REQUIRED TASKS.
1. Put this sentence from the bike touring excerpt into Spanish: "One of the delights and challenges of bike touring is that you're in charge."
2. Answer these from the bike touring excerpt:
(a) How far had the riders cycled from the French coast?
(b) What is the average Seat Tube angle of a road racing bike?
(c) Between which two parts of the bike does the Seat Tube run?
3. Carry the bike touring excerpt forward from its last sentence, keeping its voice.

Mind is the Ride

By Jet McDonald

An adventure through cycling and philosophy

The Seat Tube

We were knackered. We'd cycled twenty kilometres from the French coast and it felt like we'd already done the trip. All the expectation, packing and house clearing had knocked us out. We just wanted to sleep. We didn't want to cycle to India.

It was the day after the British elections. Blighty was dangling on the end of a string like a yo yo that's lost its “yo” and we were happy to wait in abeyance amidst the bluebells of Normandy. In the cool of the green forests the bluebells are like a shallow sea, approach the edge from the road and you feel as if you might go paddling in them. And at a certain angle the colour of the bluebells multiplies, makes such an intense blue violet it feels like you can see the red in the palette.

The Seat Tube is the large diameter frame tube between the Bottom Bracket and Saddle. The Seat Tube’s role in the geometry of the bicycle is in defining the height of the rider above the crankset, i.e. those parts of the bike that engage the rider in movement (see Pedal, Crank, Chain). Also the position of the rider fore and aft along the length of the bike is partly determined by the Seat Tube angle, i.e. the angle between the back of the Seat Tube and the horizontal. If this angle is shallow the rider is placed further back along the bike, increasing the load on the back wheel and making it easier for the rider to touch the ground without getting off the seat. This makes for a more relaxed or touring style, versus the aggressive style of riding, with the rider to the fore, leaning over the handlebars. The average angle of a road racing bike is seventy three degrees, ours were considerably less. In that first campsite in France it felt like the angle of the Seat Tubes was zero degrees. We just couldn't find the momentum to get riding.

One of the delights and challenges of bike touring is that you're in charge. There's no coach waiting at 9am for you to sling the luggage into the hold. But the price of control is motivation. And how do you motivate yourself out of the bluebells? The chalk roads of Normandy were singing to us but the bluebell forests had their own mermaid songs; “picnics, croissants, sleep, sleep, sleep.”

The cafes and tabacs have a different message. The posture here is certainly less than seventy three degrees, elbows over chair backs, but Espresso keeps the brain lurching forward. This, I like to think, is how Parisian existentialism was engineered. Mr Sartre realised that someone had to get the groceries and it wasn't going to be Simone de Beauvoir.

SUPPLIED MATERIAL.

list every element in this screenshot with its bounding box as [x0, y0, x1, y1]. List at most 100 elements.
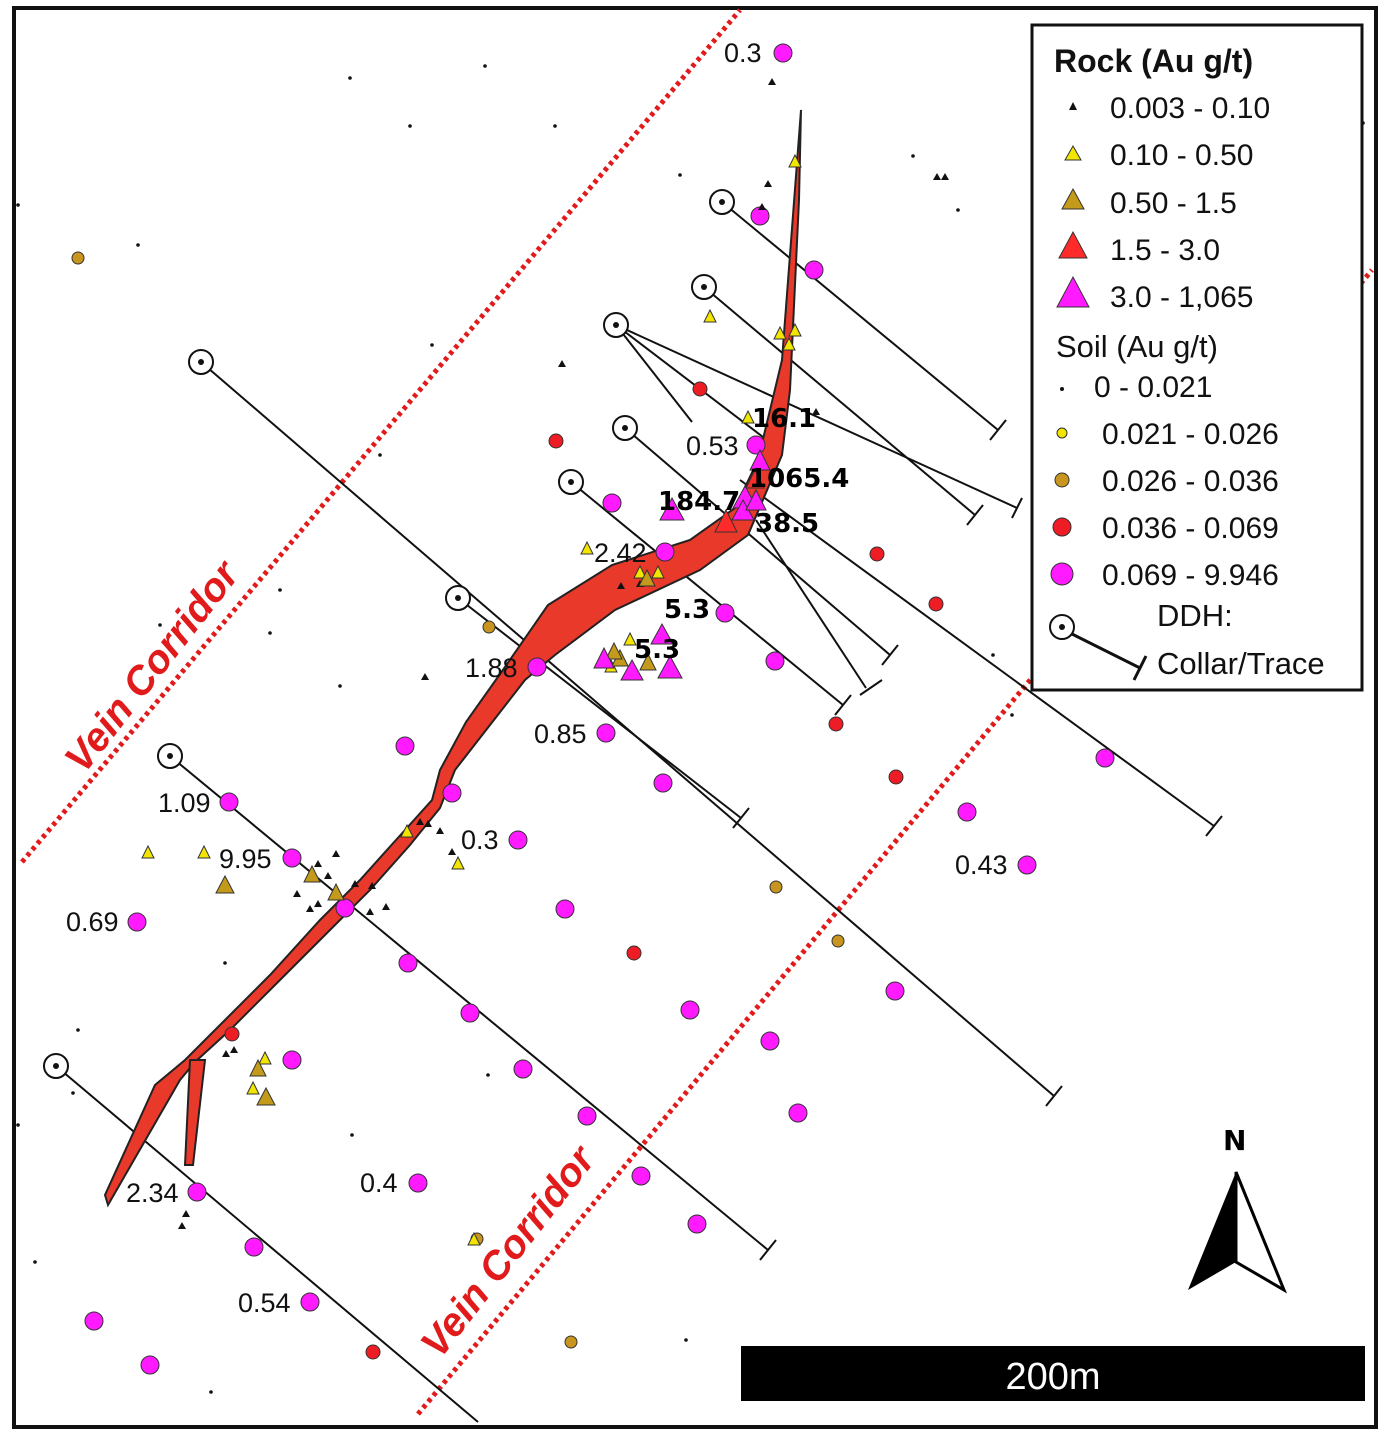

RESULTS FOR THE EXERCISE.
1. Uno de los placeres y de los retos de viajar en bicicleta es que tú estás al mando.

2.
(a) Twenty kilometres.
(b) Seventy three degrees.
(c) The Bottom Bracket and the Saddle.

3.
Existentialism is built on something called Phenomenology. Another big word in a small coffee cup, but basically the study of how we perceive the world. Phenomenology asserts that there is no definitive object “out there” and that we all interpret the world with our own, very personal, perceptive traits. Existentialism claims (unlike Plato and the idealists) that there is no universal and eternal realm, that there is and never has been an “ideal” concept of the world and the objects it contains. That there is, in fact, no preordained “essence”. That there is, in fact, no god. We are material objects first. We exist first and then we develop a conscious understanding of the world by our individual perception of it, our essence. Existence precedes essence, like coffee granules precede coffee.

The net outcome of this is that our lives are not pre-ordained. There is no deity making up the rules for us. We map our own paths through life, even if we kid ourselves that we don't, and it is fate that is in charge, pulling at our handlebars.

Sartre explained we are “born free” but that this freedom comes with a responsibility, a responsibility for our actions. Everything that happens to us and will happen to us is decreed by what we choose to do. Even if we choose to do nothing, that is still a decision. “Not to choose is, in fact, to choose not to choose,” Jean Paul Sartre said. Our lives, our very being is defined not by what opportunity offers or denies us but by what we do, by how we act. “To be is to do,” he says.

Lying around in a French campsite is a decision. A decision to do nothing. And the argument that I am worn out and duff and not fit for riding would not hold true for Sartre. “I cannot be crippled without choosing myself as crippled,” he says. This is not an appropriation of disability but rather “This means I chose the way in which I constitute my disability.” I could sit around thinking “blimey I'm knackered and we've only done a few hundred miles. How are we going to get to Bombay?” Or I can get on my bike and ride. To be is to do.

In fact the existentialist would see the daunting bike journey ahead as something that allows me to function, as something which gives purpose to my life. The actual facts of the road, the potholes it throws up, creates the action that defines who we are. “The resistance of the thing (facticity) sustains the action of man (freedom) as air sustains the flight of the dove.

Sartre was a fan of the German philosopher Heidegger, born some hundred years before. Heidegger, happy go lucky as he was, framed life by the death that awaits it. Every decision in life, he argued, should be made with the finite nature of life in mind. Thus every decision should be an affirmation of that life, its zing and presentness. On the other hand, a life lived on the basis of avoiding death was a series of tiny deaths in itself.

It's a hard life being Mr. or Ms. Existentialist, but an honest one lived in the moment. In fact Existentialism has many similarities to philosophies of the East (see Freewheel); its focus on the present and its understanding of the nature of consciousness.

It is because man is defined only by what he does, that he is always passing through a moment, rather than in a moment, that the past is always behind him and the future never arrives. And so the Existentialist recognises consciousness as a stream of thought rather than a thought itself. Consciousness or mind is movement, it is something that is always coming into being and passing away (see Bottom Bracket). So even sat in a campsite doing nothing my mind is still hurtling onwards. We move even if our legs aren't going round and round.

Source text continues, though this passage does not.